(Figure collection entries)
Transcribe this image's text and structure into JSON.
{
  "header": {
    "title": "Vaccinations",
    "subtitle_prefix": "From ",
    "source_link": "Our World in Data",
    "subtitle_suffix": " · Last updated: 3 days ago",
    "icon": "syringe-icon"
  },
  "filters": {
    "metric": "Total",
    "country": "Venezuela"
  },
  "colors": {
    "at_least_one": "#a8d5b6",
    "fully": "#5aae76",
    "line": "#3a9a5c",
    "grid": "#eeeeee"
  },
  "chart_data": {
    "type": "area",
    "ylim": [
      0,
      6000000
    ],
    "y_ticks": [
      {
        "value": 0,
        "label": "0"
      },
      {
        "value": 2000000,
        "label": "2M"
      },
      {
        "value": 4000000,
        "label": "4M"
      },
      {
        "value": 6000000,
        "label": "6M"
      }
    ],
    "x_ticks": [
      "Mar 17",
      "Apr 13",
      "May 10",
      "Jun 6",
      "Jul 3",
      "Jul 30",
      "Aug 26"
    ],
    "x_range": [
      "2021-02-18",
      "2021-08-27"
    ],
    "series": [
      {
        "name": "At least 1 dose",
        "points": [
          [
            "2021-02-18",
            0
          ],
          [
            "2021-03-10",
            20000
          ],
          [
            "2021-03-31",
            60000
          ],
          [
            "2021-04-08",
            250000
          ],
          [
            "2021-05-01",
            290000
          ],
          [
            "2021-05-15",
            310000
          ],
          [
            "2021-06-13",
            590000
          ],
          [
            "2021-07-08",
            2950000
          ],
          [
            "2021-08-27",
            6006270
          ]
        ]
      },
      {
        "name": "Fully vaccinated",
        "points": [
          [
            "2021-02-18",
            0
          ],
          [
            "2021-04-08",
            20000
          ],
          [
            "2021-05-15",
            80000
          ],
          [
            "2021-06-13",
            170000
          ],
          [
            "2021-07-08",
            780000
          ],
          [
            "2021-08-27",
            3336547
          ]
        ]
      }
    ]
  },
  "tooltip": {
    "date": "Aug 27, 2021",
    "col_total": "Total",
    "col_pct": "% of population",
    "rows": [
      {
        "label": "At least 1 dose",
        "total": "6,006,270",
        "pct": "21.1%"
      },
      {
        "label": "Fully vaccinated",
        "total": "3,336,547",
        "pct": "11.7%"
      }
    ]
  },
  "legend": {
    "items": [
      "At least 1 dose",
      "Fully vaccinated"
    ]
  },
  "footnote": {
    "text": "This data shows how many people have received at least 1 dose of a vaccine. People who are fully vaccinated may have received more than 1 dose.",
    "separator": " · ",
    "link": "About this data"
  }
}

■ **REQUEST**
Please reproduce each line exactly as written.

■ **THE COMPLETED TASK**
Transcribe this image's text and structure into JSON.
{
  "header": {
    "title": "Vaccinations",
    "subtitle_prefix": "From ",
    "source_link": "Our World in Data",
    "subtitle_suffix": " · Last updated: 3 days ago",
    "icon": "syringe-icon"
  },
  "filters": {
    "metric": "Total",
    "country": "Venezuela"
  },
  "colors": {
    "at_least_one": "#a8d5b6",
    "fully": "#5aae76",
    "line": "#3a9a5c",
    "grid": "#eeeeee"
  },
  "chart_data": {
    "type": "area",
    "ylim": [
      0,
      6000000
    ],
    "y_ticks": [
      {
        "value": 0,
        "label": "0"
      },
      {
        "value": 2000000,
        "label": "2M"
      },
      {
        "value": 4000000,
        "label": "4M"
      },
      {
        "value": 6000000,
        "label": "6M"
      }
    ],
    "x_ticks": [
      "Mar 17",
      "Apr 13",
      "May 10",
      "Jun 6",
      "Jul 3",
      "Jul 30",
      "Aug 26"
    ],
    "x_range": [
      "2021-02-18",
      "2021-08-27"
    ],
    "series": [
      {
        "name": "At least 1 dose",
        "points": [
          [
            "2021-02-18",
            0
          ],
          [
            "2021-03-10",
            20000
          ],
          [
            "2021-03-31",
            60000
          ],
          [
            "2021-04-08",
            250000
          ],
          [
            "2021-05-01",
            290000
          ],
          [
            "2021-05-15",
            310000
          ],
          [
            "2021-06-13",
            590000
          ],
          [
            "2021-07-08",
            2950000
          ],
          [
            "2021-08-27",
            6006270
          ]
        ]
      },
      {
        "name": "Fully vaccinated",
        "points": [
          [
            "2021-02-18",
            0
          ],
          [
            "2021-04-08",
            20000
          ],
          [
            "2021-05-15",
            80000
          ],
          [
            "2021-06-13",
            170000
          ],
          [
            "2021-07-08",
            780000
          ],
          [
            "2021-08-27",
            3336547
          ]
        ]
      }
    ]
  },
  "tooltip": {
    "date": "Aug 27, 2021",
    "col_total": "Total",
    "col_pct": "% of population",
    "rows": [
      {
        "label": "At least 1 dose",
        "total": "6,006,270",
        "pct": "21.1%"
      },
      {
        "label": "Fully vaccinated",
        "total": "3,336,547",
        "pct": "11.7%"
      }
    ]
  },
  "legend": {
    "items": [
      "At least 1 dose",
      "Fully vaccinated"
    ]
  },
  "footnote": {
    "text": "This data shows how many people have received at least 1 dose of a vaccine. People who are fully vaccinated may have received more than 1 dose.",
    "separator": " · ",
    "link": "About this data"
  }
}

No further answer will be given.